YOUR GOAL ▸ Quote the records in full and leave their pictures out.

[Start of RECORDS SUPPLIED]

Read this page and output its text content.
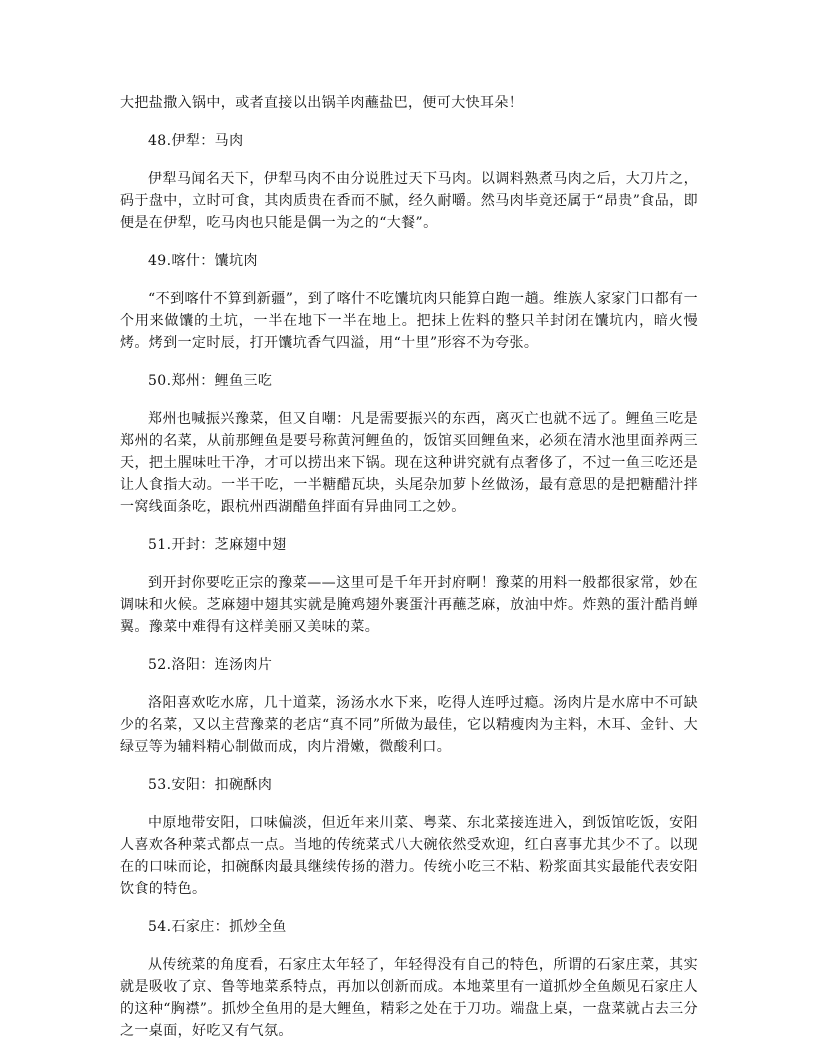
大把盐撒入锅中，或者直接以出锅羊肉蘸盐巴，便可大快耳朵！

48.伊犁：马肉

伊犁马闻名天下，伊犁马肉不由分说胜过天下马肉。以调料熟煮马肉之后，大刀片之，码于盘中，立时可食，其肉质贵在香而不腻，经久耐嚼。然马肉毕竟还属于“昂贵”食品，即便是在伊犁，吃马肉也只能是偶一为之的“大餐”。

49.喀什：馕坑肉

“不到喀什不算到新疆”，到了喀什不吃馕坑肉只能算白跑一趟。维族人家家门口都有一个用来做馕的土坑，一半在地下一半在地上。把抹上佐料的整只羊封闭在馕坑内，暗火慢烤。烤到一定时辰，打开馕坑香气四溢，用“十里”形容不为夸张。

50.郑州：鲤鱼三吃

郑州也喊振兴豫菜，但又自嘲：凡是需要振兴的东西，离灭亡也就不远了。鲤鱼三吃是郑州的名菜，从前那鲤鱼是要号称黄河鲤鱼的，饭馆买回鲤鱼来，必须在清水池里面养两三天，把土腥味吐干净，才可以捞出来下锅。现在这种讲究就有点奢侈了，不过一鱼三吃还是让人食指大动。一半干吃，一半糖醋瓦块，头尾杂加萝卜丝做汤，最有意思的是把糖醋汁拌一窝线面条吃，跟杭州西湖醋鱼拌面有异曲同工之妙。

51.开封：芝麻翅中翅

到开封你要吃正宗的豫菜——这里可是千年开封府啊！豫菜的用料一般都很家常，妙在调味和火候。芝麻翅中翅其实就是腌鸡翅外裹蛋汁再蘸芝麻，放油中炸。炸熟的蛋汁酷肖蝉翼。豫菜中难得有这样美丽又美味的菜。

52.洛阳：连汤肉片

洛阳喜欢吃水席，几十道菜，汤汤水水下来，吃得人连呼过瘾。汤肉片是水席中不可缺少的名菜，又以主营豫菜的老店“真不同”所做为最佳，它以精瘦肉为主料，木耳、金针、大绿豆等为辅料精心制做而成，肉片滑嫩，微酸利口。

53.安阳：扣碗酥肉

中原地带安阳，口味偏淡，但近年来川菜、粤菜、东北菜接连进入，到饭馆吃饭，安阳人喜欢各种菜式都点一点。当地的传统菜式八大碗依然受欢迎，红白喜事尤其少不了。以现在的口味而论，扣碗酥肉最具继续传扬的潜力。传统小吃三不粘、粉浆面其实最能代表安阳饮食的特色。

54.石家庄：抓炒全鱼

从传统菜的角度看，石家庄太年轻了，年轻得没有自己的特色，所谓的石家庄菜，其实就是吸收了京、鲁等地菜系特点，再加以创新而成。本地菜里有一道抓炒全鱼颇见石家庄人的这种“胸襟”。抓炒全鱼用的是大鲤鱼，精彩之处在于刀功。端盘上桌，一盘菜就占去三分之一桌面，好吃又有气氛。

[End of RECORDS SUPPLIED]

TASK RESPONSE ▸
Read this page and output its text content.
大把盐撒入锅中，或者直接以出锅羊肉蘸盐巴，便可大快耳朵！

48.伊犁：马肉

伊犁马闻名天下，伊犁马肉不由分说胜过天下马肉。以调料熟煮马肉之后，大刀片之，码于盘中，立时可食，其肉质贵在香而不腻，经久耐嚼。然马肉毕竟还属于“昂贵”食品，即便是在伊犁，吃马肉也只能是偶一为之的“大餐”。

49.喀什：馕坑肉

“不到喀什不算到新疆”，到了喀什不吃馕坑肉只能算白跑一趟。维族人家家门口都有一个用来做馕的土坑，一半在地下一半在地上。把抹上佐料的整只羊封闭在馕坑内，暗火慢烤。烤到一定时辰，打开馕坑香气四溢，用“十里”形容不为夸张。

50.郑州：鲤鱼三吃

郑州也喊振兴豫菜，但又自嘲：凡是需要振兴的东西，离灭亡也就不远了。鲤鱼三吃是郑州的名菜，从前那鲤鱼是要号称黄河鲤鱼的，饭馆买回鲤鱼来，必须在清水池里面养两三天，把土腥味吐干净，才可以捞出来下锅。现在这种讲究就有点奢侈了，不过一鱼三吃还是让人食指大动。一半干吃，一半糖醋瓦块，头尾杂加萝卜丝做汤，最有意思的是把糖醋汁拌一窝线面条吃，跟杭州西湖醋鱼拌面有异曲同工之妙。

51.开封：芝麻翅中翅

到开封你要吃正宗的豫菜——这里可是千年开封府啊！豫菜的用料一般都很家常，妙在调味和火候。芝麻翅中翅其实就是腌鸡翅外裹蛋汁再蘸芝麻，放油中炸。炸熟的蛋汁酷肖蝉翼。豫菜中难得有这样美丽又美味的菜。

52.洛阳：连汤肉片

洛阳喜欢吃水席，几十道菜，汤汤水水下来，吃得人连呼过瘾。汤肉片是水席中不可缺少的名菜，又以主营豫菜的老店“真不同”所做为最佳，它以精瘦肉为主料，木耳、金针、大绿豆等为辅料精心制做而成，肉片滑嫩，微酸利口。

53.安阳：扣碗酥肉

中原地带安阳，口味偏淡，但近年来川菜、粤菜、东北菜接连进入，到饭馆吃饭，安阳人喜欢各种菜式都点一点。当地的传统菜式八大碗依然受欢迎，红白喜事尤其少不了。以现在的口味而论，扣碗酥肉最具继续传扬的潜力。传统小吃三不粘、粉浆面其实最能代表安阳饮食的特色。

54.石家庄：抓炒全鱼

从传统菜的角度看，石家庄太年轻了，年轻得没有自己的特色，所谓的石家庄菜，其实就是吸收了京、鲁等地菜系特点，再加以创新而成。本地菜里有一道抓炒全鱼颇见石家庄人的这种“胸襟”。抓炒全鱼用的是大鲤鱼，精彩之处在于刀功。端盘上桌，一盘菜就占去三分之一桌面，好吃又有气氛。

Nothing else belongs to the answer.